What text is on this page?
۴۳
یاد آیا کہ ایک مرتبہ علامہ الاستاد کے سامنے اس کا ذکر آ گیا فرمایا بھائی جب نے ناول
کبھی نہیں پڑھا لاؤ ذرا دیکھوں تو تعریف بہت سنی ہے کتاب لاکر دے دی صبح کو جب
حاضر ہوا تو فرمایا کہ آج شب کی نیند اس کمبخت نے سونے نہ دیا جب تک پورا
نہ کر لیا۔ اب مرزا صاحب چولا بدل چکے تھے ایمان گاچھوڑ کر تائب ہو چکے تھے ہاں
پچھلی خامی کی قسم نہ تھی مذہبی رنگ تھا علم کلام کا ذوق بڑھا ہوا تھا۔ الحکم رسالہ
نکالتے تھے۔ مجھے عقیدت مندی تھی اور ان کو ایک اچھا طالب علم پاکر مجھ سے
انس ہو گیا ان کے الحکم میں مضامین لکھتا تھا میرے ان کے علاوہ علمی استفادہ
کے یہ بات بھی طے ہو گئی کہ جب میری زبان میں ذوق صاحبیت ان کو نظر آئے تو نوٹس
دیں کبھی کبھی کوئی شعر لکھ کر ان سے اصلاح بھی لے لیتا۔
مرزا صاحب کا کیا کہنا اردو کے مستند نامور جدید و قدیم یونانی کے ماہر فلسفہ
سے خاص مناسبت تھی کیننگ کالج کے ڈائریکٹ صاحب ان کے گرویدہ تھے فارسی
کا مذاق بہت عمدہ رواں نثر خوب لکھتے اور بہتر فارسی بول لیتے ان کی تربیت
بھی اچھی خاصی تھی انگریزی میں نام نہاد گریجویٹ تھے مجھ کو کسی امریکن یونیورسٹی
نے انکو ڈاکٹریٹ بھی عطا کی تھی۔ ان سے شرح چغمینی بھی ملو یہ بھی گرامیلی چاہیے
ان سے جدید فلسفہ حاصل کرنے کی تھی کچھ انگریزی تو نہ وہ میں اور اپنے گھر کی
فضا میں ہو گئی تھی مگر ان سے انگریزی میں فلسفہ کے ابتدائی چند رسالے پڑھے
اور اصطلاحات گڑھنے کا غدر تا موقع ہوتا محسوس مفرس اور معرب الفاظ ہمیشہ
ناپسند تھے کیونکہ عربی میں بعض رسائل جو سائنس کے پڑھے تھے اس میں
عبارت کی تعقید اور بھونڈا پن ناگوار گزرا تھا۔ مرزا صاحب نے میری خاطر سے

+--

→ **Exercise**:
Give every line of the material again, exactly as it reads.

→ **The reply**:
What text is on this page?
۴۳
یاد آیا کہ ایک مرتبہ علامہ الاستاد کے سامنے اس کا ذکر آ گیا فرمایا بھائی جب نے ناول
کبھی نہیں پڑھا لاؤ ذرا دیکھوں تو تعریف بہت سنی ہے کتاب لاکر دے دی صبح کو جب
حاضر ہوا تو فرمایا کہ آج شب کی نیند اس کمبخت نے سونے نہ دیا جب تک پورا
نہ کر لیا۔ اب مرزا صاحب چولا بدل چکے تھے ایمان گاچھوڑ کر تائب ہو چکے تھے ہاں
پچھلی خامی کی قسم نہ تھی مذہبی رنگ تھا علم کلام کا ذوق بڑھا ہوا تھا۔ الحکم رسالہ
نکالتے تھے۔ مجھے عقیدت مندی تھی اور ان کو ایک اچھا طالب علم پاکر مجھ سے
انس ہو گیا ان کے الحکم میں مضامین لکھتا تھا میرے ان کے علاوہ علمی استفادہ
کے یہ بات بھی طے ہو گئی کہ جب میری زبان میں ذوق صاحبیت ان کو نظر آئے تو نوٹس
دیں کبھی کبھی کوئی شعر لکھ کر ان سے اصلاح بھی لے لیتا۔
مرزا صاحب کا کیا کہنا اردو کے مستند نامور جدید و قدیم یونانی کے ماہر فلسفہ
سے خاص مناسبت تھی کیننگ کالج کے ڈائریکٹ صاحب ان کے گرویدہ تھے فارسی
کا مذاق بہت عمدہ رواں نثر خوب لکھتے اور بہتر فارسی بول لیتے ان کی تربیت
بھی اچھی خاصی تھی انگریزی میں نام نہاد گریجویٹ تھے مجھ کو کسی امریکن یونیورسٹی
نے انکو ڈاکٹریٹ بھی عطا کی تھی۔ ان سے شرح چغمینی بھی ملو یہ بھی گرامیلی چاہیے
ان سے جدید فلسفہ حاصل کرنے کی تھی کچھ انگریزی تو نہ وہ میں اور اپنے گھر کی
فضا میں ہو گئی تھی مگر ان سے انگریزی میں فلسفہ کے ابتدائی چند رسالے پڑھے
اور اصطلاحات گڑھنے کا غدر تا موقع ہوتا محسوس مفرس اور معرب الفاظ ہمیشہ
ناپسند تھے کیونکہ عربی میں بعض رسائل جو سائنس کے پڑھے تھے اس میں
عبارت کی تعقید اور بھونڈا پن ناگوار گزرا تھا۔ مرزا صاحب نے میری خاطر سے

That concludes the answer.